The entries below should be given again exactly, minus their pictures.

Source records:

------

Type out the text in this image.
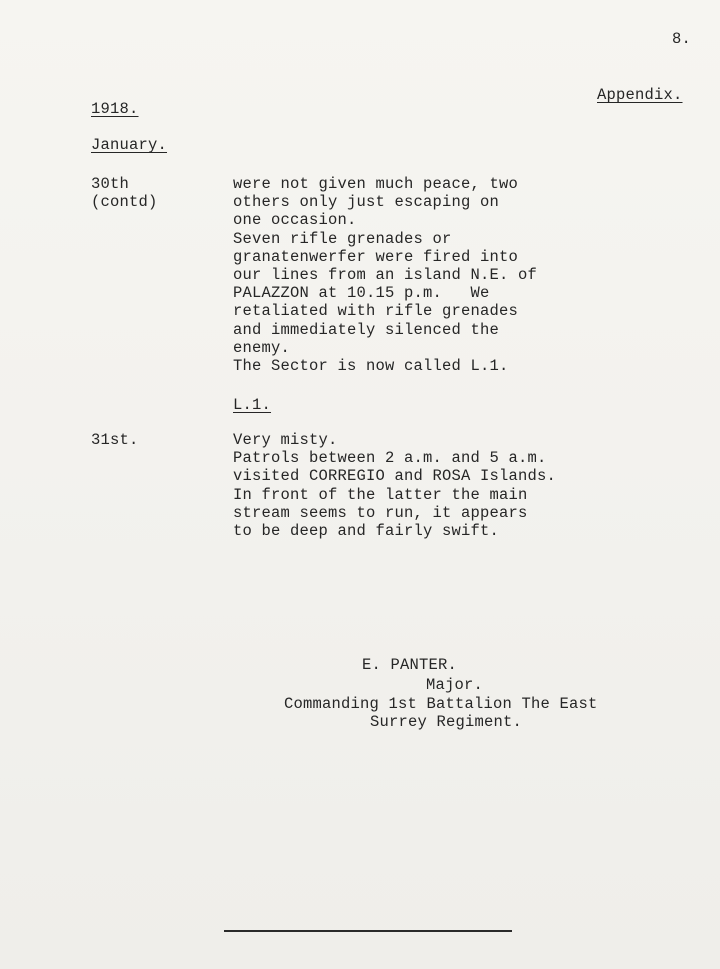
8.
Appendix.
1918.
January.
30th
(contd)
were not given much peace, two
others only just escaping on
one occasion.
Seven rifle grenades or
granatenwerfer were fired into
our lines from an island N.E. of
PALAZZON at 10.15 p.m.   We
retaliated with rifle grenades
and immediately silenced the
enemy.
The Sector is now called L.1.
L.1.
31st.	Very misty.
Patrols between 2 a.m. and 5 a.m.
visited CORREGIO and ROSA Islands.
In front of the latter the main
stream seems to run, it appears
to be deep and fairly swift.
E. PANTER.
Major.
Commanding 1st Battalion The East
Surrey Regiment.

------

◆ **The solution**:
Type out the text in this image.
8.
Appendix.
1918.
January.
30th
(contd)
were not given much peace, two
others only just escaping on
one occasion.
Seven rifle grenades or
granatenwerfer were fired into
our lines from an island N.E. of
PALAZZON at 10.15 p.m.   We
retaliated with rifle grenades
and immediately silenced the
enemy.
The Sector is now called L.1.
L.1.
31st.	Very misty.
Patrols between 2 a.m. and 5 a.m.
visited CORREGIO and ROSA Islands.
In front of the latter the main
stream seems to run, it appears
to be deep and fairly swift.
E. PANTER.
Major.
Commanding 1st Battalion The East
Surrey Regiment.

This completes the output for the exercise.